◆ **STATED PROBLEM**
Print all the records exactly, please.

**********

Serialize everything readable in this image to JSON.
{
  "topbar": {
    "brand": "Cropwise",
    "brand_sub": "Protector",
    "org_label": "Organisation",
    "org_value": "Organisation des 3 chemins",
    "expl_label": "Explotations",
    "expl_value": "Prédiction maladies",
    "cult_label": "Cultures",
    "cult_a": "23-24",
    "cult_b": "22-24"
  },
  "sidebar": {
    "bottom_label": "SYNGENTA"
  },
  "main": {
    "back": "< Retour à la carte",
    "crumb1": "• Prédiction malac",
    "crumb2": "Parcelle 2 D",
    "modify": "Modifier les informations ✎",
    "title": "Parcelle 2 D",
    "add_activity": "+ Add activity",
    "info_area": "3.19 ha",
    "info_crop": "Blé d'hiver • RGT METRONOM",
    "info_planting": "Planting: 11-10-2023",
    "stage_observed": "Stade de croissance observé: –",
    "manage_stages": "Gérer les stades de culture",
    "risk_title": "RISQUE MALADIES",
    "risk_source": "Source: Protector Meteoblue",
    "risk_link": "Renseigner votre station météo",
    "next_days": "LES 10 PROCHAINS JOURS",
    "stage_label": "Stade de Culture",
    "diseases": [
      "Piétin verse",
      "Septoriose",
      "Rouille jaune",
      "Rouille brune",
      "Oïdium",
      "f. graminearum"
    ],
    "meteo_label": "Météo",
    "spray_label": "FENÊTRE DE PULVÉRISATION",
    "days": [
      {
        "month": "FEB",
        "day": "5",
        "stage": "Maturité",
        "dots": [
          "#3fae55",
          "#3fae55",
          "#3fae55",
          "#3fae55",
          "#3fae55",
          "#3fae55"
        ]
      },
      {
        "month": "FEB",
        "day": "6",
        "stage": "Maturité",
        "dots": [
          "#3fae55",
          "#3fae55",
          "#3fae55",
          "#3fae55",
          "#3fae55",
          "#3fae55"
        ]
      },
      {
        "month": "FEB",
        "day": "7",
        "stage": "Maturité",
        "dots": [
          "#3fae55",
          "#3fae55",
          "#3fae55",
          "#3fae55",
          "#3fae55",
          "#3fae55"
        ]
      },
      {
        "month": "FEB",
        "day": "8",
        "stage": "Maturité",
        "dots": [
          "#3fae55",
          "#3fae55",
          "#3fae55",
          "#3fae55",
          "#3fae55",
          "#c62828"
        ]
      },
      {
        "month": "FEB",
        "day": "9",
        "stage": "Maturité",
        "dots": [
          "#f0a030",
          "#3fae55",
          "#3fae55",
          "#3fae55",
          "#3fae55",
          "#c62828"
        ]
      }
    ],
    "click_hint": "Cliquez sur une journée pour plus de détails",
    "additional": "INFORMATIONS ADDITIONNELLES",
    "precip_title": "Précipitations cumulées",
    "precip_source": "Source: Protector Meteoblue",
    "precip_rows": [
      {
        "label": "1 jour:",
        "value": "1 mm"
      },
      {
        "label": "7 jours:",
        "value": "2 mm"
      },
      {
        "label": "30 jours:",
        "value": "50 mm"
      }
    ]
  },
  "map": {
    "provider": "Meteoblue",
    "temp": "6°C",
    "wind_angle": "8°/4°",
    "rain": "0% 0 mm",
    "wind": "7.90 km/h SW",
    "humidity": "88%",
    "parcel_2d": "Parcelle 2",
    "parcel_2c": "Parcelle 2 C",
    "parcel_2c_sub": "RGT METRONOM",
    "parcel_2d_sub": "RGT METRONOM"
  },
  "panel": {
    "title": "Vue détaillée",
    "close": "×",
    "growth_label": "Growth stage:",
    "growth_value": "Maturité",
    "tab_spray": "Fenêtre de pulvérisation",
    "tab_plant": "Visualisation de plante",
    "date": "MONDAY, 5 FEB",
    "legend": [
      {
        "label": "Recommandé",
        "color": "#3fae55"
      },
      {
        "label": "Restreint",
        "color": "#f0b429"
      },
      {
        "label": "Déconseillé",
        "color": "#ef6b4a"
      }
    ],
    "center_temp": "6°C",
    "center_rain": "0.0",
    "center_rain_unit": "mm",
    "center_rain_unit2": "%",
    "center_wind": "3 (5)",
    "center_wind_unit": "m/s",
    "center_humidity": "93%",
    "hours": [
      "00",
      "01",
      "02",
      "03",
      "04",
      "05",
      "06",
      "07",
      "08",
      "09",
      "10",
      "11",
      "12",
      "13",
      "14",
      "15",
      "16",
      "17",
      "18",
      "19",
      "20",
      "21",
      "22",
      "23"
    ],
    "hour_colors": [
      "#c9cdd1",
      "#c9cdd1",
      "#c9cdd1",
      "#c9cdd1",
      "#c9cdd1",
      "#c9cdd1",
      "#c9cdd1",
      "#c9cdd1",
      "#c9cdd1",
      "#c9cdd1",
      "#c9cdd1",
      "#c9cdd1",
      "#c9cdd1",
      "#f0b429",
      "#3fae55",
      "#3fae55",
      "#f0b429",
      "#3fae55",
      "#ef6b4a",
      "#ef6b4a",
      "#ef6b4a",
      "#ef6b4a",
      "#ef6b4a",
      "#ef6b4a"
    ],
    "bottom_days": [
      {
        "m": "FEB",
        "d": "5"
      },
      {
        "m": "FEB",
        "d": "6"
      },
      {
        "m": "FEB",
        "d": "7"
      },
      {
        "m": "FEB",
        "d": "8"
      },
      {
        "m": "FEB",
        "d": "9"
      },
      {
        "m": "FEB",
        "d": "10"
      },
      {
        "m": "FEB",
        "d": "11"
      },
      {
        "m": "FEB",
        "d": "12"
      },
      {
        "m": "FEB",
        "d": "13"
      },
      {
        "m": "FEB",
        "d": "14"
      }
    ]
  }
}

**********

◆ **TASK RESPONSE**
Serialize everything readable in this image to JSON.
{
  "topbar": {
    "brand": "Cropwise",
    "brand_sub": "Protector",
    "org_label": "Organisation",
    "org_value": "Organisation des 3 chemins",
    "expl_label": "Explotations",
    "expl_value": "Prédiction maladies",
    "cult_label": "Cultures",
    "cult_a": "23-24",
    "cult_b": "22-24"
  },
  "sidebar": {
    "bottom_label": "SYNGENTA"
  },
  "main": {
    "back": "< Retour à la carte",
    "crumb1": "• Prédiction malac",
    "crumb2": "Parcelle 2 D",
    "modify": "Modifier les informations ✎",
    "title": "Parcelle 2 D",
    "add_activity": "+ Add activity",
    "info_area": "3.19 ha",
    "info_crop": "Blé d'hiver • RGT METRONOM",
    "info_planting": "Planting: 11-10-2023",
    "stage_observed": "Stade de croissance observé: –",
    "manage_stages": "Gérer les stades de culture",
    "risk_title": "RISQUE MALADIES",
    "risk_source": "Source: Protector Meteoblue",
    "risk_link": "Renseigner votre station météo",
    "next_days": "LES 10 PROCHAINS JOURS",
    "stage_label": "Stade de Culture",
    "diseases": [
      "Piétin verse",
      "Septoriose",
      "Rouille jaune",
      "Rouille brune",
      "Oïdium",
      "f. graminearum"
    ],
    "meteo_label": "Météo",
    "spray_label": "FENÊTRE DE PULVÉRISATION",
    "days": [
      {
        "month": "FEB",
        "day": "5",
        "stage": "Maturité",
        "dots": [
          "#3fae55",
          "#3fae55",
          "#3fae55",
          "#3fae55",
          "#3fae55",
          "#3fae55"
        ]
      },
      {
        "month": "FEB",
        "day": "6",
        "stage": "Maturité",
        "dots": [
          "#3fae55",
          "#3fae55",
          "#3fae55",
          "#3fae55",
          "#3fae55",
          "#3fae55"
        ]
      },
      {
        "month": "FEB",
        "day": "7",
        "stage": "Maturité",
        "dots": [
          "#3fae55",
          "#3fae55",
          "#3fae55",
          "#3fae55",
          "#3fae55",
          "#3fae55"
        ]
      },
      {
        "month": "FEB",
        "day": "8",
        "stage": "Maturité",
        "dots": [
          "#3fae55",
          "#3fae55",
          "#3fae55",
          "#3fae55",
          "#3fae55",
          "#c62828"
        ]
      },
      {
        "month": "FEB",
        "day": "9",
        "stage": "Maturité",
        "dots": [
          "#f0a030",
          "#3fae55",
          "#3fae55",
          "#3fae55",
          "#3fae55",
          "#c62828"
        ]
      }
    ],
    "click_hint": "Cliquez sur une journée pour plus de détails",
    "additional": "INFORMATIONS ADDITIONNELLES",
    "precip_title": "Précipitations cumulées",
    "precip_source": "Source: Protector Meteoblue",
    "precip_rows": [
      {
        "label": "1 jour:",
        "value": "1 mm"
      },
      {
        "label": "7 jours:",
        "value": "2 mm"
      },
      {
        "label": "30 jours:",
        "value": "50 mm"
      }
    ]
  },
  "map": {
    "provider": "Meteoblue",
    "temp": "6°C",
    "wind_angle": "8°/4°",
    "rain": "0% 0 mm",
    "wind": "7.90 km/h SW",
    "humidity": "88%",
    "parcel_2d": "Parcelle 2",
    "parcel_2c": "Parcelle 2 C",
    "parcel_2c_sub": "RGT METRONOM",
    "parcel_2d_sub": "RGT METRONOM"
  },
  "panel": {
    "title": "Vue détaillée",
    "close": "×",
    "growth_label": "Growth stage:",
    "growth_value": "Maturité",
    "tab_spray": "Fenêtre de pulvérisation",
    "tab_plant": "Visualisation de plante",
    "date": "MONDAY, 5 FEB",
    "legend": [
      {
        "label": "Recommandé",
        "color": "#3fae55"
      },
      {
        "label": "Restreint",
        "color": "#f0b429"
      },
      {
        "label": "Déconseillé",
        "color": "#ef6b4a"
      }
    ],
    "center_temp": "6°C",
    "center_rain": "0.0",
    "center_rain_unit": "mm",
    "center_rain_unit2": "%",
    "center_wind": "3 (5)",
    "center_wind_unit": "m/s",
    "center_humidity": "93%",
    "hours": [
      "00",
      "01",
      "02",
      "03",
      "04",
      "05",
      "06",
      "07",
      "08",
      "09",
      "10",
      "11",
      "12",
      "13",
      "14",
      "15",
      "16",
      "17",
      "18",
      "19",
      "20",
      "21",
      "22",
      "23"
    ],
    "hour_colors": [
      "#c9cdd1",
      "#c9cdd1",
      "#c9cdd1",
      "#c9cdd1",
      "#c9cdd1",
      "#c9cdd1",
      "#c9cdd1",
      "#c9cdd1",
      "#c9cdd1",
      "#c9cdd1",
      "#c9cdd1",
      "#c9cdd1",
      "#c9cdd1",
      "#f0b429",
      "#3fae55",
      "#3fae55",
      "#f0b429",
      "#3fae55",
      "#ef6b4a",
      "#ef6b4a",
      "#ef6b4a",
      "#ef6b4a",
      "#ef6b4a",
      "#ef6b4a"
    ],
    "bottom_days": [
      {
        "m": "FEB",
        "d": "5"
      },
      {
        "m": "FEB",
        "d": "6"
      },
      {
        "m": "FEB",
        "d": "7"
      },
      {
        "m": "FEB",
        "d": "8"
      },
      {
        "m": "FEB",
        "d": "9"
      },
      {
        "m": "FEB",
        "d": "10"
      },
      {
        "m": "FEB",
        "d": "11"
      },
      {
        "m": "FEB",
        "d": "12"
      },
      {
        "m": "FEB",
        "d": "13"
      },
      {
        "m": "FEB",
        "d": "14"
      }
    ]
  }
}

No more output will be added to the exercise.